* PROBLEM TO WORK ON *
Copy the items verbatim, starting at the line that contains "403, 432, 409]" and ending at the line that contains "319, 371, 322]", both included.

(Layout dataset entries)
╭──

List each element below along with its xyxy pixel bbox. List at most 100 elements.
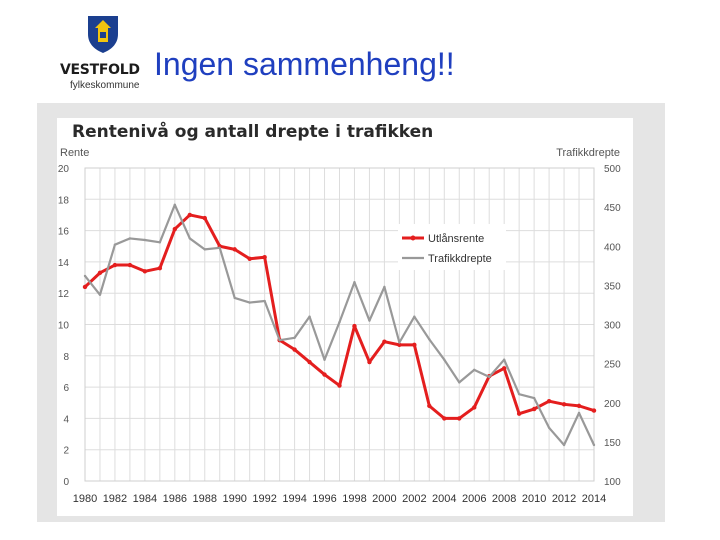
data-point-utlansrente	[427, 403, 432, 409]
data-point-trafikkdrepte	[113, 243, 117, 246]
x-tick-label: 1996	[312, 493, 336, 505]
y2-tick-label: 200	[604, 399, 621, 410]
y2-tick-label: 150	[604, 438, 621, 449]
data-point-utlansrente	[561, 402, 567, 407]
x-tick-label: 1984	[133, 493, 157, 505]
y-tick-label: 6	[63, 383, 69, 394]
data-point-trafikkdrepte	[383, 285, 386, 289]
data-point-trafikkdrepte	[443, 358, 446, 361]
data-point-utlansrente	[232, 247, 237, 252]
y-tick-label: 20	[58, 164, 70, 175]
data-point-utlansrente	[142, 269, 148, 274]
data-point-trafikkdrepte	[353, 281, 356, 284]
data-point-trafikkdrepte	[398, 341, 401, 344]
x-tick-label: 1980	[73, 493, 97, 505]
data-point-trafikkdrepte	[488, 375, 491, 379]
data-point-utlansrente	[202, 215, 207, 221]
data-point-utlansrente	[112, 262, 118, 268]
data-point-trafikkdrepte	[577, 411, 581, 415]
data-point-utlansrente	[187, 212, 192, 218]
coat-of-arms-icon	[88, 16, 118, 53]
data-point-utlansrente	[442, 416, 447, 421]
data-point-trafikkdrepte	[173, 203, 177, 206]
data-point-utlansrente	[337, 383, 342, 388]
legend-box	[398, 224, 506, 270]
y-axis-label: Rente	[60, 147, 89, 159]
data-point-trafikkdrepte	[158, 241, 162, 244]
data-point-trafikkdrepte	[473, 368, 476, 372]
data-point-utlansrente	[292, 347, 297, 352]
y-tick-label: 16	[58, 227, 70, 238]
y2-tick-label: 250	[604, 360, 621, 371]
data-point-trafikkdrepte	[248, 301, 251, 304]
y2-tick-label: 450	[604, 203, 621, 214]
data-point-trafikkdrepte	[592, 443, 596, 447]
y-tick-label: 10	[58, 321, 70, 332]
data-point-trafikkdrepte	[278, 338, 281, 342]
x-tick-label: 2014	[582, 493, 606, 505]
y2-tick-label: 300	[604, 321, 621, 332]
data-point-utlansrente	[352, 323, 357, 329]
x-tick-label: 2008	[492, 493, 516, 505]
plot-frame	[84, 167, 595, 482]
data-point-trafikkdrepte	[368, 319, 371, 322]
logo-subtitle: fylkeskommune	[70, 80, 140, 91]
data-point-trafikkdrepte	[547, 426, 551, 429]
chart-title: Rentenivå og antall drepte i trafikken	[72, 122, 434, 142]
data-point-trafikkdrepte	[502, 358, 506, 361]
x-tick-label: 1998	[342, 493, 366, 505]
data-point-trafikkdrepte	[203, 248, 206, 251]
x-tick-label: 2002	[402, 493, 426, 505]
data-point-utlansrente	[591, 408, 597, 413]
data-point-utlansrente	[382, 339, 387, 344]
y2-tick-label: 350	[604, 281, 621, 292]
data-point-trafikkdrepte	[413, 315, 416, 318]
x-tick-label: 1990	[222, 493, 246, 505]
data-point-utlansrente	[82, 284, 88, 290]
data-point-utlansrente	[367, 359, 372, 365]
x-tick-label: 1982	[103, 493, 127, 505]
x-tick-label: 2012	[552, 493, 576, 505]
data-point-utlansrente	[262, 255, 267, 260]
data-point-trafikkdrepte	[562, 443, 566, 447]
data-point-utlansrente	[157, 265, 163, 271]
data-point-trafikkdrepte	[128, 237, 132, 240]
slide-title: Ingen sammenheng!!	[154, 46, 455, 82]
data-point-trafikkdrepte	[323, 358, 326, 361]
data-point-utlansrente	[247, 256, 252, 261]
data-point-trafikkdrepte	[218, 246, 221, 250]
data-point-utlansrente	[457, 416, 462, 421]
data-point-utlansrente	[576, 403, 582, 409]
y-tick-label: 4	[63, 414, 69, 425]
legend-marker	[410, 235, 416, 241]
y-tick-label: 12	[58, 289, 70, 300]
data-point-trafikkdrepte	[83, 274, 87, 278]
data-point-trafikkdrepte	[428, 338, 431, 341]
vestfold-logo: VESTFOLD fylkeskommune	[60, 14, 160, 96]
y-tick-label: 14	[58, 258, 70, 269]
y2-axis-label: Trafikkdrepte	[556, 147, 620, 159]
x-tick-label: 1988	[193, 493, 217, 505]
data-point-utlansrente	[127, 262, 133, 268]
data-point-utlansrente	[97, 270, 103, 276]
data-point-trafikkdrepte	[143, 238, 147, 242]
x-tick-label: 2006	[462, 493, 486, 505]
data-point-utlansrente	[501, 366, 507, 371]
x-tick-label: 1994	[282, 493, 306, 505]
y-tick-label: 18	[58, 195, 70, 206]
data-point-utlansrente	[531, 406, 537, 412]
data-point-trafikkdrepte	[458, 381, 461, 384]
data-point-trafikkdrepte	[308, 315, 311, 318]
y-tick-label: 8	[63, 352, 69, 363]
data-point-trafikkdrepte	[98, 293, 102, 296]
data-point-utlansrente	[472, 405, 477, 410]
legend-label: Trafikkdrepte	[428, 253, 492, 265]
data-point-utlansrente	[307, 359, 312, 365]
data-point-trafikkdrepte	[188, 237, 191, 240]
logo-name: VESTFOLD	[60, 62, 140, 78]
data-point-trafikkdrepte	[263, 299, 266, 303]
x-tick-label: 2010	[522, 493, 546, 505]
data-point-utlansrente	[412, 342, 417, 348]
x-tick-label: 1986	[163, 493, 187, 505]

╰──

* SOLUTION TO THIS TASK *
data-point-utlansrente	[427, 403, 432, 409]
data-point-trafikkdrepte	[113, 243, 117, 246]
x-tick-label: 1996	[312, 493, 336, 505]
y2-tick-label: 200	[604, 399, 621, 410]
y2-tick-label: 150	[604, 438, 621, 449]
data-point-utlansrente	[561, 402, 567, 407]
x-tick-label: 1984	[133, 493, 157, 505]
y-tick-label: 6	[63, 383, 69, 394]
data-point-trafikkdrepte	[383, 285, 386, 289]
data-point-trafikkdrepte	[443, 358, 446, 361]
data-point-utlansrente	[232, 247, 237, 252]
y-tick-label: 20	[58, 164, 70, 175]
data-point-utlansrente	[142, 269, 148, 274]
data-point-trafikkdrepte	[353, 281, 356, 284]
data-point-trafikkdrepte	[398, 341, 401, 344]
x-tick-label: 1980	[73, 493, 97, 505]
data-point-trafikkdrepte	[488, 375, 491, 379]
data-point-utlansrente	[202, 215, 207, 221]
data-point-utlansrente	[112, 262, 118, 268]
data-point-trafikkdrepte	[577, 411, 581, 415]
data-point-utlansrente	[187, 212, 192, 218]
coat-of-arms-icon	[88, 16, 118, 53]
data-point-utlansrente	[442, 416, 447, 421]
data-point-trafikkdrepte	[173, 203, 177, 206]
data-point-utlansrente	[337, 383, 342, 388]
legend-box	[398, 224, 506, 270]
y-axis-label: Rente	[60, 147, 89, 159]
data-point-trafikkdrepte	[158, 241, 162, 244]
data-point-trafikkdrepte	[473, 368, 476, 372]
data-point-utlansrente	[292, 347, 297, 352]
y-tick-label: 16	[58, 227, 70, 238]
y2-tick-label: 250	[604, 360, 621, 371]
data-point-trafikkdrepte	[248, 301, 251, 304]
y2-tick-label: 450	[604, 203, 621, 214]
data-point-trafikkdrepte	[592, 443, 596, 447]
y-tick-label: 10	[58, 321, 70, 332]
data-point-trafikkdrepte	[278, 338, 281, 342]
x-tick-label: 2014	[582, 493, 606, 505]
y2-tick-label: 300	[604, 321, 621, 332]
data-point-utlansrente	[352, 323, 357, 329]
x-tick-label: 2008	[492, 493, 516, 505]
plot-frame	[84, 167, 595, 482]
data-point-trafikkdrepte	[368, 319, 371, 322]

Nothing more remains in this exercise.